Figure dataset records:
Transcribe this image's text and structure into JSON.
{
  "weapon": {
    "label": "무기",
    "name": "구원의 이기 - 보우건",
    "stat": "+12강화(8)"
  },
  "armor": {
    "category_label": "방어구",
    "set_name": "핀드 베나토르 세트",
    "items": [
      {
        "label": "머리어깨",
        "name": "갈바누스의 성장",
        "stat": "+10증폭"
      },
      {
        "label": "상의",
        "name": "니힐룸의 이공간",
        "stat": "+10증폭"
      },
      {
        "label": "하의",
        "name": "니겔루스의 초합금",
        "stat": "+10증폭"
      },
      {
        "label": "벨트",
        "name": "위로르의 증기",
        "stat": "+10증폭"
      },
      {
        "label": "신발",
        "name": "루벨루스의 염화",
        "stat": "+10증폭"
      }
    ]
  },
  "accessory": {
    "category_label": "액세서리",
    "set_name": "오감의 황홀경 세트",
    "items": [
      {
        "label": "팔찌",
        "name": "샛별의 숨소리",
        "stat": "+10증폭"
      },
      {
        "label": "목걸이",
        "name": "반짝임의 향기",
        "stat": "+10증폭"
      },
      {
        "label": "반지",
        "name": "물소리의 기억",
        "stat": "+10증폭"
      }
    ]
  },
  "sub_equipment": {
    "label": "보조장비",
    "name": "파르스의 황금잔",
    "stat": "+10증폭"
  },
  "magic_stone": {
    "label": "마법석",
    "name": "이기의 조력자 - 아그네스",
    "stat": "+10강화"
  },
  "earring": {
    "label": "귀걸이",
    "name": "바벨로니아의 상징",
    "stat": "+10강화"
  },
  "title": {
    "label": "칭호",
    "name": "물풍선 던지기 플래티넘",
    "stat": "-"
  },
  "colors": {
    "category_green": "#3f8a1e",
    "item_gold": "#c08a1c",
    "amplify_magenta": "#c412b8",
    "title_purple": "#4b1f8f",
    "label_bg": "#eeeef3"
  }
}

What the exercise asks:
Please quote the data above in full, with no line missing.

Answer to the task:
Transcribe this image's text and structure into JSON.
{
  "weapon": {
    "label": "무기",
    "name": "구원의 이기 - 보우건",
    "stat": "+12강화(8)"
  },
  "armor": {
    "category_label": "방어구",
    "set_name": "핀드 베나토르 세트",
    "items": [
      {
        "label": "머리어깨",
        "name": "갈바누스의 성장",
        "stat": "+10증폭"
      },
      {
        "label": "상의",
        "name": "니힐룸의 이공간",
        "stat": "+10증폭"
      },
      {
        "label": "하의",
        "name": "니겔루스의 초합금",
        "stat": "+10증폭"
      },
      {
        "label": "벨트",
        "name": "위로르의 증기",
        "stat": "+10증폭"
      },
      {
        "label": "신발",
        "name": "루벨루스의 염화",
        "stat": "+10증폭"
      }
    ]
  },
  "accessory": {
    "category_label": "액세서리",
    "set_name": "오감의 황홀경 세트",
    "items": [
      {
        "label": "팔찌",
        "name": "샛별의 숨소리",
        "stat": "+10증폭"
      },
      {
        "label": "목걸이",
        "name": "반짝임의 향기",
        "stat": "+10증폭"
      },
      {
        "label": "반지",
        "name": "물소리의 기억",
        "stat": "+10증폭"
      }
    ]
  },
  "sub_equipment": {
    "label": "보조장비",
    "name": "파르스의 황금잔",
    "stat": "+10증폭"
  },
  "magic_stone": {
    "label": "마법석",
    "name": "이기의 조력자 - 아그네스",
    "stat": "+10강화"
  },
  "earring": {
    "label": "귀걸이",
    "name": "바벨로니아의 상징",
    "stat": "+10강화"
  },
  "title": {
    "label": "칭호",
    "name": "물풍선 던지기 플래티넘",
    "stat": "-"
  },
  "colors": {
    "category_green": "#3f8a1e",
    "item_gold": "#c08a1c",
    "amplify_magenta": "#c412b8",
    "title_purple": "#4b1f8f",
    "label_bg": "#eeeef3"
  }
}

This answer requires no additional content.